● What is expected
Find each line with the word "submetidas" and copy it.

------ Data supplied ------

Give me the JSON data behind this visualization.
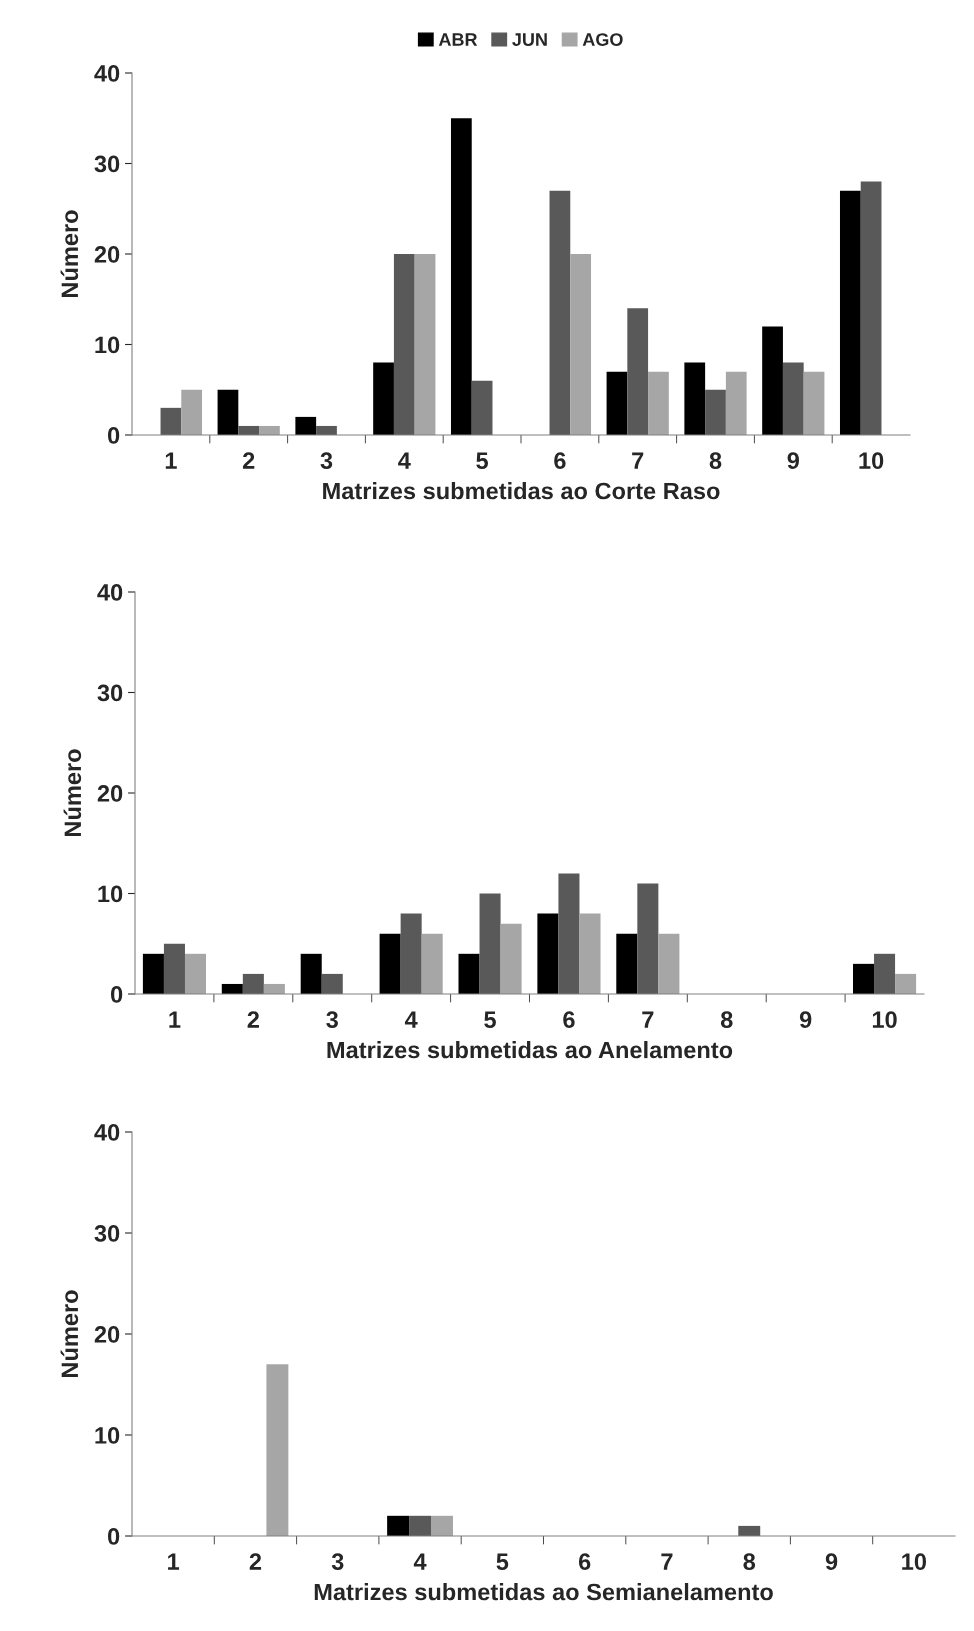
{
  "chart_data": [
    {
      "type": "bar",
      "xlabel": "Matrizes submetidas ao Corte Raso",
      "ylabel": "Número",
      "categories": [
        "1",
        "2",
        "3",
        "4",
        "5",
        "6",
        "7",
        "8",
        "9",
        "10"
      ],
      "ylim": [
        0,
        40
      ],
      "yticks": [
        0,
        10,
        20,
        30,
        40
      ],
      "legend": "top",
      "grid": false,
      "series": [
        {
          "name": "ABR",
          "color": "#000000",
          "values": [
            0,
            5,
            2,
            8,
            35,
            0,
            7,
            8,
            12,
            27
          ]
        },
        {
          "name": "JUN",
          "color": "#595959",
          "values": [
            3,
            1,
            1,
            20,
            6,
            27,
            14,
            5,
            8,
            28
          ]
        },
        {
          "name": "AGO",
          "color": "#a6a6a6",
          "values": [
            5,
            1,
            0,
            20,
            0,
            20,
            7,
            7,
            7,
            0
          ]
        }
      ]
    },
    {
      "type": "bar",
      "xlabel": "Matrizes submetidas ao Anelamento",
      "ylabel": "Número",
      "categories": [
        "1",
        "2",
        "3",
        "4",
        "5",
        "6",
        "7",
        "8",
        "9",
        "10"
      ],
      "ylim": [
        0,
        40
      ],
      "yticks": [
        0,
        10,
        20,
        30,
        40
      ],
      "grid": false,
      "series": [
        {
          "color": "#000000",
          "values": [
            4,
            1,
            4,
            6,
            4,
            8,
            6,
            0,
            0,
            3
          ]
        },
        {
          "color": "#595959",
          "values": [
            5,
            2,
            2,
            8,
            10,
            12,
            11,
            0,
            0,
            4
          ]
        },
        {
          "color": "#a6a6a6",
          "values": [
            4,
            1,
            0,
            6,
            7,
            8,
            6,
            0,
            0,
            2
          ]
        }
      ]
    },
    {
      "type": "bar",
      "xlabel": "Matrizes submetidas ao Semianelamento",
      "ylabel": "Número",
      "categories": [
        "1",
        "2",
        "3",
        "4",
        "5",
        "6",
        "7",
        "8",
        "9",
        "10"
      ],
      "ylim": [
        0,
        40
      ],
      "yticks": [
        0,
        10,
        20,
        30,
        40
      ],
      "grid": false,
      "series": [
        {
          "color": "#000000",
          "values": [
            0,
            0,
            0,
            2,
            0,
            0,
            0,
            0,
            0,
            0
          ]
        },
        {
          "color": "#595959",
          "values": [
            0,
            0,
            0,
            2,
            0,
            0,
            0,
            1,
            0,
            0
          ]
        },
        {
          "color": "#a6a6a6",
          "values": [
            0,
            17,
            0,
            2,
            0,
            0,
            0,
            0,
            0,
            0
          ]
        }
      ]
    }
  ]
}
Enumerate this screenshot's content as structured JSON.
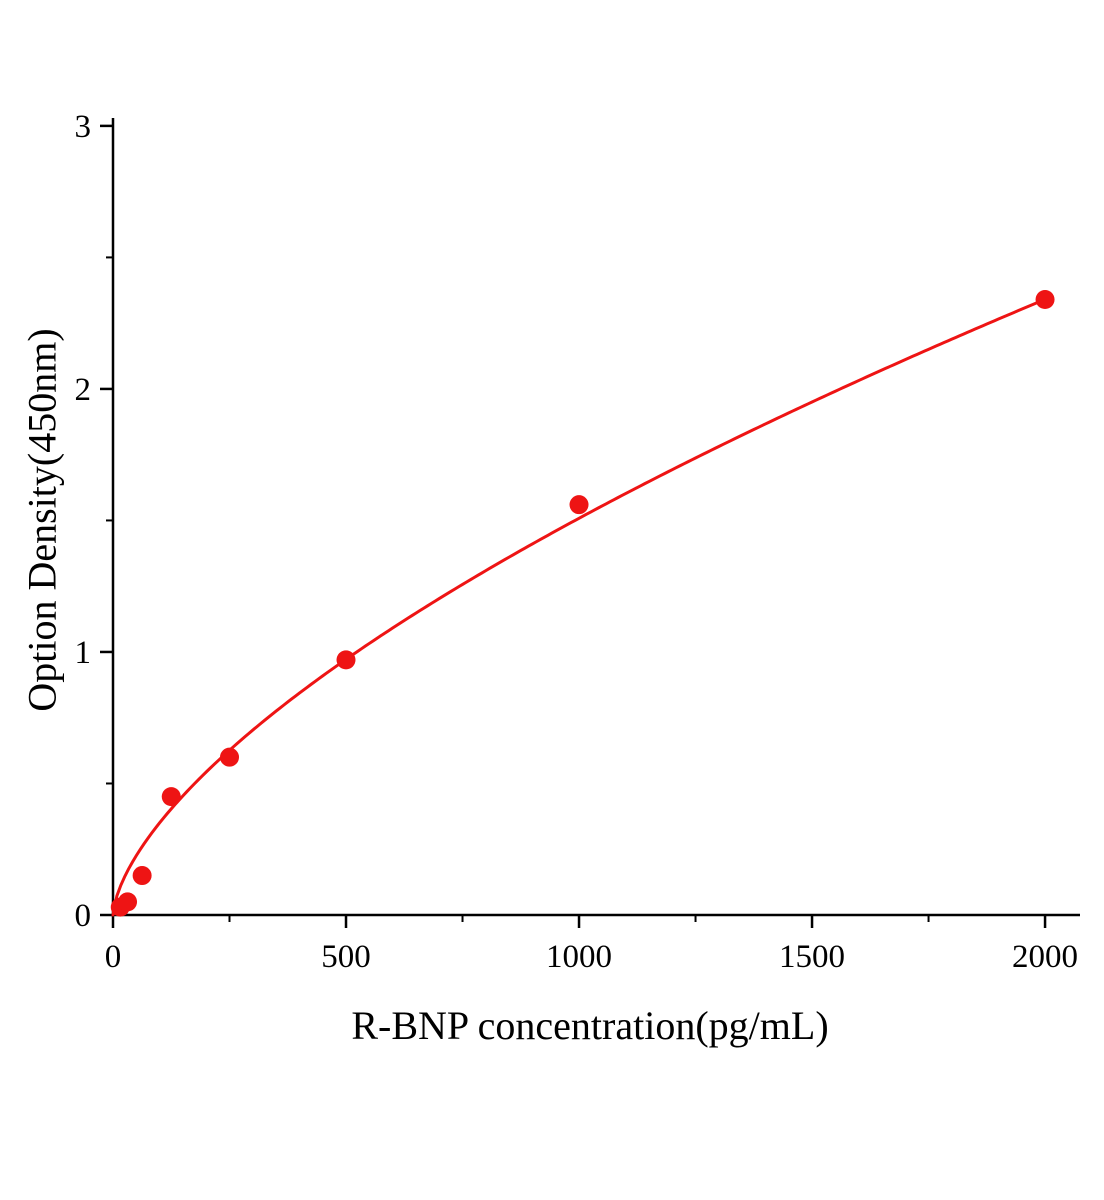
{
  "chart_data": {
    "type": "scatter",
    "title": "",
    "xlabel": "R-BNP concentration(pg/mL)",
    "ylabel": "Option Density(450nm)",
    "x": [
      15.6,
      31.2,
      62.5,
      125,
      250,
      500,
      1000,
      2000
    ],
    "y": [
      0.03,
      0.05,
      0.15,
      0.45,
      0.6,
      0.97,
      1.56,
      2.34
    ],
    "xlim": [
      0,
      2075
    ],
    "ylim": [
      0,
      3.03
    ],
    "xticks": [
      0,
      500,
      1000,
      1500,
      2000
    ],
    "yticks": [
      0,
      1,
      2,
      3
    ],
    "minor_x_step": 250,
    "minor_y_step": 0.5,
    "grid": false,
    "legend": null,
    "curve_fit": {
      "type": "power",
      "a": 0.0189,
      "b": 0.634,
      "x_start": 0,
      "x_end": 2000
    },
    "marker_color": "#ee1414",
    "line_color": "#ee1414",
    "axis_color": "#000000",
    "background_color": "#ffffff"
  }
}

------
------ Data supplied ------

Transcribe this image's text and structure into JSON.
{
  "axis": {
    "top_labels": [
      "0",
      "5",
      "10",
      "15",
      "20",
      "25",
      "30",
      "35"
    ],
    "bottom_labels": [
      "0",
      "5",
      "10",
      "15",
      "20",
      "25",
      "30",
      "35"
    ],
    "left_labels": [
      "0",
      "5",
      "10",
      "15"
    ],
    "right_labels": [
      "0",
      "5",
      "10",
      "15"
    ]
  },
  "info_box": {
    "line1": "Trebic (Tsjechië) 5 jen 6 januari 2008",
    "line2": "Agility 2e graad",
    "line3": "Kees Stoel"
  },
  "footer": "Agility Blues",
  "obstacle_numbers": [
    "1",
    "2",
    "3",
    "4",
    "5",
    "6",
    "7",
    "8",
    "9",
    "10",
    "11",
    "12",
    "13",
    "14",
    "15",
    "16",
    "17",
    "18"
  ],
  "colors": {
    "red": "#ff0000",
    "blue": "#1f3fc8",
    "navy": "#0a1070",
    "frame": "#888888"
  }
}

------
------ Data supplied ------

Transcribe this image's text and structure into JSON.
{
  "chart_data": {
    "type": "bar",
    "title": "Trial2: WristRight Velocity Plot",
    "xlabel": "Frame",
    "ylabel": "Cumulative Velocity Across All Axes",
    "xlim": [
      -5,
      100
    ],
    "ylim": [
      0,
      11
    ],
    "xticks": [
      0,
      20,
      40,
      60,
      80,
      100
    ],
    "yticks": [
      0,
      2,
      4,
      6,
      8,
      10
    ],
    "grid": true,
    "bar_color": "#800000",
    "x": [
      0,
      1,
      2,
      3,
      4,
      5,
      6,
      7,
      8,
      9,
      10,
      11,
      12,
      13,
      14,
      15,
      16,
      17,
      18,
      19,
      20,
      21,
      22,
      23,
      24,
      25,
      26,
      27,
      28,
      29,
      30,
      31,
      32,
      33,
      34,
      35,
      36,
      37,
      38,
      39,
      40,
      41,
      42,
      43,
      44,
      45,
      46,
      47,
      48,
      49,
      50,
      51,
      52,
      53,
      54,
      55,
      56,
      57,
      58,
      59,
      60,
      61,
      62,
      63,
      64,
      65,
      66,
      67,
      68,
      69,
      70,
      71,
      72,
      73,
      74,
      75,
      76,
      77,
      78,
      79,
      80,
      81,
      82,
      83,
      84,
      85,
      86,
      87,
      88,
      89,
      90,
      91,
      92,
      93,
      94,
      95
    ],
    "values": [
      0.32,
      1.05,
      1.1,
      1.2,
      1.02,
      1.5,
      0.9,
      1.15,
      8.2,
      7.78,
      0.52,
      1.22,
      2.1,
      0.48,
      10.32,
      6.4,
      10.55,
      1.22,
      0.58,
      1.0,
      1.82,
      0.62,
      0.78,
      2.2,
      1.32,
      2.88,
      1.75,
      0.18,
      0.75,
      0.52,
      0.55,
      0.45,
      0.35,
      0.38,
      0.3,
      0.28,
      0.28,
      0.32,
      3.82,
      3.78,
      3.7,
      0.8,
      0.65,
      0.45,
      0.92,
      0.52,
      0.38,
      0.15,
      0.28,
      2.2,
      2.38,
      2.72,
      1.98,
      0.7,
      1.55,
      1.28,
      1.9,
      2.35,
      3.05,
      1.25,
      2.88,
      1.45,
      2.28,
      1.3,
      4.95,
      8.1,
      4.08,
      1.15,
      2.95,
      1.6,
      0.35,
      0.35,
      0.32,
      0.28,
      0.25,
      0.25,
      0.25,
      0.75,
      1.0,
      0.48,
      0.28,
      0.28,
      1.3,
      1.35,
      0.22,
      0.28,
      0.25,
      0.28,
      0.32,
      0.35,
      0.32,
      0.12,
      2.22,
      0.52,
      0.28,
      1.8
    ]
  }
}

------

● Result of the exercise
      "xlabel": "Matrizes submetidas ao Corte Raso",
      "xlabel": "Matrizes submetidas ao Anelamento",
      "xlabel": "Matrizes submetidas ao Semianelamento",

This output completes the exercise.